— Instruction —
Write out every record below exactly as it appears.

— Begin Source records —

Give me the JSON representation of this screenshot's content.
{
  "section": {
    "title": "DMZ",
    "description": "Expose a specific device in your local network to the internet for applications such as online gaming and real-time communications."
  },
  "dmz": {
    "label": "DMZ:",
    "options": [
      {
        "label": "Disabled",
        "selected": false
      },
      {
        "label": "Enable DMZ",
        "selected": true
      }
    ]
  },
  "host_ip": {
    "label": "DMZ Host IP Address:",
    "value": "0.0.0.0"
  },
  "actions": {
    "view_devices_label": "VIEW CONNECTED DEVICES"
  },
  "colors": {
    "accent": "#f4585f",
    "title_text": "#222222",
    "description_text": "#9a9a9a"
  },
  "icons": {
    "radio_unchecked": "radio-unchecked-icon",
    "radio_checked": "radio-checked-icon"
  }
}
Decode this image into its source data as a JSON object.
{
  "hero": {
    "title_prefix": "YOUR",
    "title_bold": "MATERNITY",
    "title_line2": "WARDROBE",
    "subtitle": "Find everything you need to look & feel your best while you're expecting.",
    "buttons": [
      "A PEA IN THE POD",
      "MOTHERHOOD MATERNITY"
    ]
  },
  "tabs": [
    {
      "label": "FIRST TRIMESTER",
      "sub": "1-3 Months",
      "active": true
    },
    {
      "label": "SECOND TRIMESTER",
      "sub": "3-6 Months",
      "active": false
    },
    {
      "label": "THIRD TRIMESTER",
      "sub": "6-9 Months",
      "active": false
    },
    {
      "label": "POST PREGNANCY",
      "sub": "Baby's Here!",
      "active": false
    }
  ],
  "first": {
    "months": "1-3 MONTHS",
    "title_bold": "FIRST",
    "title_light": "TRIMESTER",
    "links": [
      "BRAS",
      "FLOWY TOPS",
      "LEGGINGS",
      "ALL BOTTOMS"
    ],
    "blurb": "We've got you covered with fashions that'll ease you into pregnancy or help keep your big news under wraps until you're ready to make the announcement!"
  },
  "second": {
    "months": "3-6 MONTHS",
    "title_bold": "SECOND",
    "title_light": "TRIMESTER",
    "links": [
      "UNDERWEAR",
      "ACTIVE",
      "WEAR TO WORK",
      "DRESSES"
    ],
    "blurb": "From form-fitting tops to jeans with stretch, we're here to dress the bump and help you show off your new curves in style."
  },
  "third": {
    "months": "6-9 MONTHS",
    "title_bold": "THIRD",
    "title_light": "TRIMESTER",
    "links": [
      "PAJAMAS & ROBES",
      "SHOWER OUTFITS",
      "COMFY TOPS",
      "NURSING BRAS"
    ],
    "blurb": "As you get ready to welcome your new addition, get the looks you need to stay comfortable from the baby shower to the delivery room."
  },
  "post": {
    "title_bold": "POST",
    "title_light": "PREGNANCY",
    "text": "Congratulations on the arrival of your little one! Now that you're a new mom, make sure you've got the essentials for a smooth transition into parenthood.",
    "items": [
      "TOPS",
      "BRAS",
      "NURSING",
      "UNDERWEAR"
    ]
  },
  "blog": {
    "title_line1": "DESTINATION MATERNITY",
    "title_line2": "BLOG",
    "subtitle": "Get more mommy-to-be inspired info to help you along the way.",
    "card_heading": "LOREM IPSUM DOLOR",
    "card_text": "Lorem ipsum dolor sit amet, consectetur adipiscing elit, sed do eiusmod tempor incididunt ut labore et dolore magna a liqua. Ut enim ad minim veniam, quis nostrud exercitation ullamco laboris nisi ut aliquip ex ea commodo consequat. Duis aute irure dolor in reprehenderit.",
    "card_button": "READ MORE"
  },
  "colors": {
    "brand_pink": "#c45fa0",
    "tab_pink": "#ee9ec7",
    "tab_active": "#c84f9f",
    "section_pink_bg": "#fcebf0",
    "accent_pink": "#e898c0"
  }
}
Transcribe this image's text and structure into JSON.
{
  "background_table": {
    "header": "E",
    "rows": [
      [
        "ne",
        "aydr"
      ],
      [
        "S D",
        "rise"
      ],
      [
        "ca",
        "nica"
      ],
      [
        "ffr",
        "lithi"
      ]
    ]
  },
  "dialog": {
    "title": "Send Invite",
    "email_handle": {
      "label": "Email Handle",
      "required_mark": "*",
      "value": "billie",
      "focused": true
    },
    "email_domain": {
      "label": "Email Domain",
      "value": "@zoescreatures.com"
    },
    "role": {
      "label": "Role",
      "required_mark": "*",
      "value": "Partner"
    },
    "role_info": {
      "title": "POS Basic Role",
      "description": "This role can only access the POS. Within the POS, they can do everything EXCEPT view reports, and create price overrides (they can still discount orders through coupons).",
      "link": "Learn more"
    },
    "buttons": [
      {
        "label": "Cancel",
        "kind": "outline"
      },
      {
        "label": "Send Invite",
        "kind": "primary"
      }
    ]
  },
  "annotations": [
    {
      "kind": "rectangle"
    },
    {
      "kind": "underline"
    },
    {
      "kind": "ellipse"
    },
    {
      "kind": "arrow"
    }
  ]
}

— End Source records —

— Result of this task —
Give me the JSON representation of this screenshot's content.
{
  "section": {
    "title": "DMZ",
    "description": "Expose a specific device in your local network to the internet for applications such as online gaming and real-time communications."
  },
  "dmz": {
    "label": "DMZ:",
    "options": [
      {
        "label": "Disabled",
        "selected": false
      },
      {
        "label": "Enable DMZ",
        "selected": true
      }
    ]
  },
  "host_ip": {
    "label": "DMZ Host IP Address:",
    "value": "0.0.0.0"
  },
  "actions": {
    "view_devices_label": "VIEW CONNECTED DEVICES"
  },
  "colors": {
    "accent": "#f4585f",
    "title_text": "#222222",
    "description_text": "#9a9a9a"
  },
  "icons": {
    "radio_unchecked": "radio-unchecked-icon",
    "radio_checked": "radio-checked-icon"
  }
}
Decode this image into its source data as a JSON object.
{
  "hero": {
    "title_prefix": "YOUR",
    "title_bold": "MATERNITY",
    "title_line2": "WARDROBE",
    "subtitle": "Find everything you need to look & feel your best while you're expecting.",
    "buttons": [
      "A PEA IN THE POD",
      "MOTHERHOOD MATERNITY"
    ]
  },
  "tabs": [
    {
      "label": "FIRST TRIMESTER",
      "sub": "1-3 Months",
      "active": true
    },
    {
      "label": "SECOND TRIMESTER",
      "sub": "3-6 Months",
      "active": false
    },
    {
      "label": "THIRD TRIMESTER",
      "sub": "6-9 Months",
      "active": false
    },
    {
      "label": "POST PREGNANCY",
      "sub": "Baby's Here!",
      "active": false
    }
  ],
  "first": {
    "months": "1-3 MONTHS",
    "title_bold": "FIRST",
    "title_light": "TRIMESTER",
    "links": [
      "BRAS",
      "FLOWY TOPS",
      "LEGGINGS",
      "ALL BOTTOMS"
    ],
    "blurb": "We've got you covered with fashions that'll ease you into pregnancy or help keep your big news under wraps until you're ready to make the announcement!"
  },
  "second": {
    "months": "3-6 MONTHS",
    "title_bold": "SECOND",
    "title_light": "TRIMESTER",
    "links": [
      "UNDERWEAR",
      "ACTIVE",
      "WEAR TO WORK",
      "DRESSES"
    ],
    "blurb": "From form-fitting tops to jeans with stretch, we're here to dress the bump and help you show off your new curves in style."
  },
  "third": {
    "months": "6-9 MONTHS",
    "title_bold": "THIRD",
    "title_light": "TRIMESTER",
    "links": [
      "PAJAMAS & ROBES",
      "SHOWER OUTFITS",
      "COMFY TOPS",
      "NURSING BRAS"
    ],
    "blurb": "As you get ready to welcome your new addition, get the looks you need to stay comfortable from the baby shower to the delivery room."
  },
  "post": {
    "title_bold": "POST",
    "title_light": "PREGNANCY",
    "text": "Congratulations on the arrival of your little one! Now that you're a new mom, make sure you've got the essentials for a smooth transition into parenthood.",
    "items": [
      "TOPS",
      "BRAS",
      "NURSING",
      "UNDERWEAR"
    ]
  },
  "blog": {
    "title_line1": "DESTINATION MATERNITY",
    "title_line2": "BLOG",
    "subtitle": "Get more mommy-to-be inspired info to help you along the way.",
    "card_heading": "LOREM IPSUM DOLOR",
    "card_text": "Lorem ipsum dolor sit amet, consectetur adipiscing elit, sed do eiusmod tempor incididunt ut labore et dolore magna a liqua. Ut enim ad minim veniam, quis nostrud exercitation ullamco laboris nisi ut aliquip ex ea commodo consequat. Duis aute irure dolor in reprehenderit.",
    "card_button": "READ MORE"
  },
  "colors": {
    "brand_pink": "#c45fa0",
    "tab_pink": "#ee9ec7",
    "tab_active": "#c84f9f",
    "section_pink_bg": "#fcebf0",
    "accent_pink": "#e898c0"
  }
}
Transcribe this image's text and structure into JSON.
{
  "background_table": {
    "header": "E",
    "rows": [
      [
        "ne",
        "aydr"
      ],
      [
        "S D",
        "rise"
      ],
      [
        "ca",
        "nica"
      ],
      [
        "ffr",
        "lithi"
      ]
    ]
  },
  "dialog": {
    "title": "Send Invite",
    "email_handle": {
      "label": "Email Handle",
      "required_mark": "*",
      "value": "billie",
      "focused": true
    },
    "email_domain": {
      "label": "Email Domain",
      "value": "@zoescreatures.com"
    },
    "role": {
      "label": "Role",
      "required_mark": "*",
      "value": "Partner"
    },
    "role_info": {
      "title": "POS Basic Role",
      "description": "This role can only access the POS. Within the POS, they can do everything EXCEPT view reports, and create price overrides (they can still discount orders through coupons).",
      "link": "Learn more"
    },
    "buttons": [
      {
        "label": "Cancel",
        "kind": "outline"
      },
      {
        "label": "Send Invite",
        "kind": "primary"
      }
    ]
  },
  "annotations": [
    {
      "kind": "rectangle"
    },
    {
      "kind": "underline"
    },
    {
      "kind": "ellipse"
    },
    {
      "kind": "arrow"
    }
  ]
}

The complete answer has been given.